## WHAT TO PRODUCE:
Nothing in the records may be left out or altered; reproduce them all exactly.

(Records from a collection)

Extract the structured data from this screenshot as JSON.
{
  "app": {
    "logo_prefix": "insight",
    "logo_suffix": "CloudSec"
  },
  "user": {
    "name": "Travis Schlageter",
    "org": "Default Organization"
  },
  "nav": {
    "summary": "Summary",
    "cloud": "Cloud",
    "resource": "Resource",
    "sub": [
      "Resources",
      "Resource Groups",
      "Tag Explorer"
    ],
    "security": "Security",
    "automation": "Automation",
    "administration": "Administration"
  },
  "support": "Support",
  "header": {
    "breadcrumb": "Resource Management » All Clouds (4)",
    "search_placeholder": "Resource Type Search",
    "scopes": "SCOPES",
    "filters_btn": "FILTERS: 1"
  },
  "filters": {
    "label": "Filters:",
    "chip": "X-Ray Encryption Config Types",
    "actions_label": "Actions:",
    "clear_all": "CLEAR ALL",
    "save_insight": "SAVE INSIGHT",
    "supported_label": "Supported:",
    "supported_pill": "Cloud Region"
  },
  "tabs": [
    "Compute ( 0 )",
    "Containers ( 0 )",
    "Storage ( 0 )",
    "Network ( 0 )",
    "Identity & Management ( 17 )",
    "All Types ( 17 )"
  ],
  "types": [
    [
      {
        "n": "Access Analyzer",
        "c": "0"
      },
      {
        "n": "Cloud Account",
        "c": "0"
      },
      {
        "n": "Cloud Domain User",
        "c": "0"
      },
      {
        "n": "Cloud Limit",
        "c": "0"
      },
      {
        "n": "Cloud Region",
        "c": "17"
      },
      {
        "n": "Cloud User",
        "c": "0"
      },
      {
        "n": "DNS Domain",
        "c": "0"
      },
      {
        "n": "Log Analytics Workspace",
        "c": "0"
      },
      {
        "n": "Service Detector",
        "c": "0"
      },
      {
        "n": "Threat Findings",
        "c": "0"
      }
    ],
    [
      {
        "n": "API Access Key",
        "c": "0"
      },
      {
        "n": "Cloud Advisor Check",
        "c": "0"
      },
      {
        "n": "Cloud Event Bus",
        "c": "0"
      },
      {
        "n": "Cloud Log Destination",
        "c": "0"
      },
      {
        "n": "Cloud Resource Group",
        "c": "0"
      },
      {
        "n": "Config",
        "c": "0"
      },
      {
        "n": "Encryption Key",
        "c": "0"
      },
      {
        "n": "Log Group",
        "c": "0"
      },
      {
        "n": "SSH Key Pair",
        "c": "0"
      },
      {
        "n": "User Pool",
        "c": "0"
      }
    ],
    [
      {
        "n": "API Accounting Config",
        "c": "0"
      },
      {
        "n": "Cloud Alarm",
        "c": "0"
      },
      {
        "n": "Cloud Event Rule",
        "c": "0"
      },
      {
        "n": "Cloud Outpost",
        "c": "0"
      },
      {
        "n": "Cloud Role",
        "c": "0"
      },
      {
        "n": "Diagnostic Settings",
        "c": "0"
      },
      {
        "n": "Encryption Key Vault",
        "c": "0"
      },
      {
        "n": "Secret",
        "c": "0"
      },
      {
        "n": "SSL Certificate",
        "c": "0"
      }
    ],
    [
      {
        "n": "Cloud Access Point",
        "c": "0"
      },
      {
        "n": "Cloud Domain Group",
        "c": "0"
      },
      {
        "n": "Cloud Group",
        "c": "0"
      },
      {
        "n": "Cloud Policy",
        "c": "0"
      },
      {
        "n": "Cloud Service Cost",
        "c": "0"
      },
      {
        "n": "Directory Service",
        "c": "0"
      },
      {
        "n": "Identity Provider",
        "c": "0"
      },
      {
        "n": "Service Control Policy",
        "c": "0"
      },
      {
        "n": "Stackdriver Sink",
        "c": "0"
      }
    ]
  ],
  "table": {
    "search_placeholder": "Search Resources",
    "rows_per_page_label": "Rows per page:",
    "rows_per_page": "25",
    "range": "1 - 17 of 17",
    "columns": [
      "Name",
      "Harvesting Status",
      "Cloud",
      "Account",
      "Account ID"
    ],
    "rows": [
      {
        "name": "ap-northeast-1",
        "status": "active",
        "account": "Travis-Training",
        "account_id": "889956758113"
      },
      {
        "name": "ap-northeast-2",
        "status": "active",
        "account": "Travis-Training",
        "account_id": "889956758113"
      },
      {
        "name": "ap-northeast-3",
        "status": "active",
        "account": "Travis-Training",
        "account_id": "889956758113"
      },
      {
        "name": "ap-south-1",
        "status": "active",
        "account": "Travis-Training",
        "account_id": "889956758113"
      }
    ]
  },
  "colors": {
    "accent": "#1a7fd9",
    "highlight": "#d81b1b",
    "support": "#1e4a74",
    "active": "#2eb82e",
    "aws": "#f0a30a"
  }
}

## SOLUTION:
Extract the structured data from this screenshot as JSON.
{
  "app": {
    "logo_prefix": "insight",
    "logo_suffix": "CloudSec"
  },
  "user": {
    "name": "Travis Schlageter",
    "org": "Default Organization"
  },
  "nav": {
    "summary": "Summary",
    "cloud": "Cloud",
    "resource": "Resource",
    "sub": [
      "Resources",
      "Resource Groups",
      "Tag Explorer"
    ],
    "security": "Security",
    "automation": "Automation",
    "administration": "Administration"
  },
  "support": "Support",
  "header": {
    "breadcrumb": "Resource Management » All Clouds (4)",
    "search_placeholder": "Resource Type Search",
    "scopes": "SCOPES",
    "filters_btn": "FILTERS: 1"
  },
  "filters": {
    "label": "Filters:",
    "chip": "X-Ray Encryption Config Types",
    "actions_label": "Actions:",
    "clear_all": "CLEAR ALL",
    "save_insight": "SAVE INSIGHT",
    "supported_label": "Supported:",
    "supported_pill": "Cloud Region"
  },
  "tabs": [
    "Compute ( 0 )",
    "Containers ( 0 )",
    "Storage ( 0 )",
    "Network ( 0 )",
    "Identity & Management ( 17 )",
    "All Types ( 17 )"
  ],
  "types": [
    [
      {
        "n": "Access Analyzer",
        "c": "0"
      },
      {
        "n": "Cloud Account",
        "c": "0"
      },
      {
        "n": "Cloud Domain User",
        "c": "0"
      },
      {
        "n": "Cloud Limit",
        "c": "0"
      },
      {
        "n": "Cloud Region",
        "c": "17"
      },
      {
        "n": "Cloud User",
        "c": "0"
      },
      {
        "n": "DNS Domain",
        "c": "0"
      },
      {
        "n": "Log Analytics Workspace",
        "c": "0"
      },
      {
        "n": "Service Detector",
        "c": "0"
      },
      {
        "n": "Threat Findings",
        "c": "0"
      }
    ],
    [
      {
        "n": "API Access Key",
        "c": "0"
      },
      {
        "n": "Cloud Advisor Check",
        "c": "0"
      },
      {
        "n": "Cloud Event Bus",
        "c": "0"
      },
      {
        "n": "Cloud Log Destination",
        "c": "0"
      },
      {
        "n": "Cloud Resource Group",
        "c": "0"
      },
      {
        "n": "Config",
        "c": "0"
      },
      {
        "n": "Encryption Key",
        "c": "0"
      },
      {
        "n": "Log Group",
        "c": "0"
      },
      {
        "n": "SSH Key Pair",
        "c": "0"
      },
      {
        "n": "User Pool",
        "c": "0"
      }
    ],
    [
      {
        "n": "API Accounting Config",
        "c": "0"
      },
      {
        "n": "Cloud Alarm",
        "c": "0"
      },
      {
        "n": "Cloud Event Rule",
        "c": "0"
      },
      {
        "n": "Cloud Outpost",
        "c": "0"
      },
      {
        "n": "Cloud Role",
        "c": "0"
      },
      {
        "n": "Diagnostic Settings",
        "c": "0"
      },
      {
        "n": "Encryption Key Vault",
        "c": "0"
      },
      {
        "n": "Secret",
        "c": "0"
      },
      {
        "n": "SSL Certificate",
        "c": "0"
      }
    ],
    [
      {
        "n": "Cloud Access Point",
        "c": "0"
      },
      {
        "n": "Cloud Domain Group",
        "c": "0"
      },
      {
        "n": "Cloud Group",
        "c": "0"
      },
      {
        "n": "Cloud Policy",
        "c": "0"
      },
      {
        "n": "Cloud Service Cost",
        "c": "0"
      },
      {
        "n": "Directory Service",
        "c": "0"
      },
      {
        "n": "Identity Provider",
        "c": "0"
      },
      {
        "n": "Service Control Policy",
        "c": "0"
      },
      {
        "n": "Stackdriver Sink",
        "c": "0"
      }
    ]
  ],
  "table": {
    "search_placeholder": "Search Resources",
    "rows_per_page_label": "Rows per page:",
    "rows_per_page": "25",
    "range": "1 - 17 of 17",
    "columns": [
      "Name",
      "Harvesting Status",
      "Cloud",
      "Account",
      "Account ID"
    ],
    "rows": [
      {
        "name": "ap-northeast-1",
        "status": "active",
        "account": "Travis-Training",
        "account_id": "889956758113"
      },
      {
        "name": "ap-northeast-2",
        "status": "active",
        "account": "Travis-Training",
        "account_id": "889956758113"
      },
      {
        "name": "ap-northeast-3",
        "status": "active",
        "account": "Travis-Training",
        "account_id": "889956758113"
      },
      {
        "name": "ap-south-1",
        "status": "active",
        "account": "Travis-Training",
        "account_id": "889956758113"
      }
    ]
  },
  "colors": {
    "accent": "#1a7fd9",
    "highlight": "#d81b1b",
    "support": "#1e4a74",
    "active": "#2eb82e",
    "aws": "#f0a30a"
  }
}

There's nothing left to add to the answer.